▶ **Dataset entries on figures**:
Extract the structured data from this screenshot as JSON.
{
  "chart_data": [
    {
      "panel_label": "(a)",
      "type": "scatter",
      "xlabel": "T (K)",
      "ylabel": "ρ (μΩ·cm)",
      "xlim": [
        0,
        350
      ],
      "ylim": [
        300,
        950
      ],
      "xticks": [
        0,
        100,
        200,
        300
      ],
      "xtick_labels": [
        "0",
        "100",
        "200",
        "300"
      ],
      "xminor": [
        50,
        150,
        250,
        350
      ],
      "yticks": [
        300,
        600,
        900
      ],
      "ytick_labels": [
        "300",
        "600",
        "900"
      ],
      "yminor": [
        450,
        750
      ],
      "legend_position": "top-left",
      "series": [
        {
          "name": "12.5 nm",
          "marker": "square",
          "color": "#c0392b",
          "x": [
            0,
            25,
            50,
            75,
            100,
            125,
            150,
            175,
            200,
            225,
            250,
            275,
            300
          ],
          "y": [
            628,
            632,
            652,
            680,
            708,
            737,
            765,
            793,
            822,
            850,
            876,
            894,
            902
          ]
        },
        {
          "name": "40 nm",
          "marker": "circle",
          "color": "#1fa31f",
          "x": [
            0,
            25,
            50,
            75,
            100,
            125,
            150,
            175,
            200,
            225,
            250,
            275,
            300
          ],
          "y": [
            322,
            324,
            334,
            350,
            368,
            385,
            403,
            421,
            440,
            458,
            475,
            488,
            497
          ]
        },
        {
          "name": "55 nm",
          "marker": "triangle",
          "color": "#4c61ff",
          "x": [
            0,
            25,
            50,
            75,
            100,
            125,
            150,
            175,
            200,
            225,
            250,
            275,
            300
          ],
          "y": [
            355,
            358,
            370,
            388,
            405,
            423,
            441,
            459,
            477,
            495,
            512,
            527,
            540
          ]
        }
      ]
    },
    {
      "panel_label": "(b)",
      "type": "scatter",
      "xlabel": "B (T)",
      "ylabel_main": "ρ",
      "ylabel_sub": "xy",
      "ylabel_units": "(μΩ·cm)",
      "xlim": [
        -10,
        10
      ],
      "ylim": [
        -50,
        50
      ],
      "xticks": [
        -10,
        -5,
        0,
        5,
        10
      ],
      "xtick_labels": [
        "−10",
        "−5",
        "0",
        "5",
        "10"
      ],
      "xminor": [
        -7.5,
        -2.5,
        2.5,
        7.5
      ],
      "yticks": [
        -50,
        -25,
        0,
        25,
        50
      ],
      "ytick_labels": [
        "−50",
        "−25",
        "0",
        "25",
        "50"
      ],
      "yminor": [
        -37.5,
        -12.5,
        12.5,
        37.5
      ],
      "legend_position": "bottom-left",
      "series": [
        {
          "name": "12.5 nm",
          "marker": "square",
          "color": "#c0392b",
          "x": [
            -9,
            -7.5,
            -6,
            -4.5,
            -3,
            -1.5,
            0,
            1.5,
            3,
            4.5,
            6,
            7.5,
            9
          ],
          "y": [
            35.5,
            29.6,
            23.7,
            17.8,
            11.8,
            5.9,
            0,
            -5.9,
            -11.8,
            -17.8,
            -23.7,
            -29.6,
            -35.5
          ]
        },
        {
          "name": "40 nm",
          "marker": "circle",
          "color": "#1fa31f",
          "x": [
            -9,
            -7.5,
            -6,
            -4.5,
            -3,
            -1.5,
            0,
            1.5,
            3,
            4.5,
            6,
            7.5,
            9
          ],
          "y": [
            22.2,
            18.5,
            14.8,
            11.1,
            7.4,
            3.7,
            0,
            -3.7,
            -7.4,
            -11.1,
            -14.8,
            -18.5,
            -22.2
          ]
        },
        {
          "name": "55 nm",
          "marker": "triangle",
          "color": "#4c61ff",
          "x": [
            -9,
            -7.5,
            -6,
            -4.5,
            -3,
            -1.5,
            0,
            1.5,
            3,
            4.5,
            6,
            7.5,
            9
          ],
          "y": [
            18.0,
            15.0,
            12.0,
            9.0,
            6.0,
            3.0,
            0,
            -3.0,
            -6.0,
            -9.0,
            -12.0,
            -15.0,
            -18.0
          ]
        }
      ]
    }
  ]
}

▶ **Prompt**:
All entries shown above should be printed again exactly.

▶ **Expected output**:
Extract the structured data from this screenshot as JSON.
{
  "chart_data": [
    {
      "panel_label": "(a)",
      "type": "scatter",
      "xlabel": "T (K)",
      "ylabel": "ρ (μΩ·cm)",
      "xlim": [
        0,
        350
      ],
      "ylim": [
        300,
        950
      ],
      "xticks": [
        0,
        100,
        200,
        300
      ],
      "xtick_labels": [
        "0",
        "100",
        "200",
        "300"
      ],
      "xminor": [
        50,
        150,
        250,
        350
      ],
      "yticks": [
        300,
        600,
        900
      ],
      "ytick_labels": [
        "300",
        "600",
        "900"
      ],
      "yminor": [
        450,
        750
      ],
      "legend_position": "top-left",
      "series": [
        {
          "name": "12.5 nm",
          "marker": "square",
          "color": "#c0392b",
          "x": [
            0,
            25,
            50,
            75,
            100,
            125,
            150,
            175,
            200,
            225,
            250,
            275,
            300
          ],
          "y": [
            628,
            632,
            652,
            680,
            708,
            737,
            765,
            793,
            822,
            850,
            876,
            894,
            902
          ]
        },
        {
          "name": "40 nm",
          "marker": "circle",
          "color": "#1fa31f",
          "x": [
            0,
            25,
            50,
            75,
            100,
            125,
            150,
            175,
            200,
            225,
            250,
            275,
            300
          ],
          "y": [
            322,
            324,
            334,
            350,
            368,
            385,
            403,
            421,
            440,
            458,
            475,
            488,
            497
          ]
        },
        {
          "name": "55 nm",
          "marker": "triangle",
          "color": "#4c61ff",
          "x": [
            0,
            25,
            50,
            75,
            100,
            125,
            150,
            175,
            200,
            225,
            250,
            275,
            300
          ],
          "y": [
            355,
            358,
            370,
            388,
            405,
            423,
            441,
            459,
            477,
            495,
            512,
            527,
            540
          ]
        }
      ]
    },
    {
      "panel_label": "(b)",
      "type": "scatter",
      "xlabel": "B (T)",
      "ylabel_main": "ρ",
      "ylabel_sub": "xy",
      "ylabel_units": "(μΩ·cm)",
      "xlim": [
        -10,
        10
      ],
      "ylim": [
        -50,
        50
      ],
      "xticks": [
        -10,
        -5,
        0,
        5,
        10
      ],
      "xtick_labels": [
        "−10",
        "−5",
        "0",
        "5",
        "10"
      ],
      "xminor": [
        -7.5,
        -2.5,
        2.5,
        7.5
      ],
      "yticks": [
        -50,
        -25,
        0,
        25,
        50
      ],
      "ytick_labels": [
        "−50",
        "−25",
        "0",
        "25",
        "50"
      ],
      "yminor": [
        -37.5,
        -12.5,
        12.5,
        37.5
      ],
      "legend_position": "bottom-left",
      "series": [
        {
          "name": "12.5 nm",
          "marker": "square",
          "color": "#c0392b",
          "x": [
            -9,
            -7.5,
            -6,
            -4.5,
            -3,
            -1.5,
            0,
            1.5,
            3,
            4.5,
            6,
            7.5,
            9
          ],
          "y": [
            35.5,
            29.6,
            23.7,
            17.8,
            11.8,
            5.9,
            0,
            -5.9,
            -11.8,
            -17.8,
            -23.7,
            -29.6,
            -35.5
          ]
        },
        {
          "name": "40 nm",
          "marker": "circle",
          "color": "#1fa31f",
          "x": [
            -9,
            -7.5,
            -6,
            -4.5,
            -3,
            -1.5,
            0,
            1.5,
            3,
            4.5,
            6,
            7.5,
            9
          ],
          "y": [
            22.2,
            18.5,
            14.8,
            11.1,
            7.4,
            3.7,
            0,
            -3.7,
            -7.4,
            -11.1,
            -14.8,
            -18.5,
            -22.2
          ]
        },
        {
          "name": "55 nm",
          "marker": "triangle",
          "color": "#4c61ff",
          "x": [
            -9,
            -7.5,
            -6,
            -4.5,
            -3,
            -1.5,
            0,
            1.5,
            3,
            4.5,
            6,
            7.5,
            9
          ],
          "y": [
            18.0,
            15.0,
            12.0,
            9.0,
            6.0,
            3.0,
            0,
            -3.0,
            -6.0,
            -9.0,
            -12.0,
            -15.0,
            -18.0
          ]
        }
      ]
    }
  ]
}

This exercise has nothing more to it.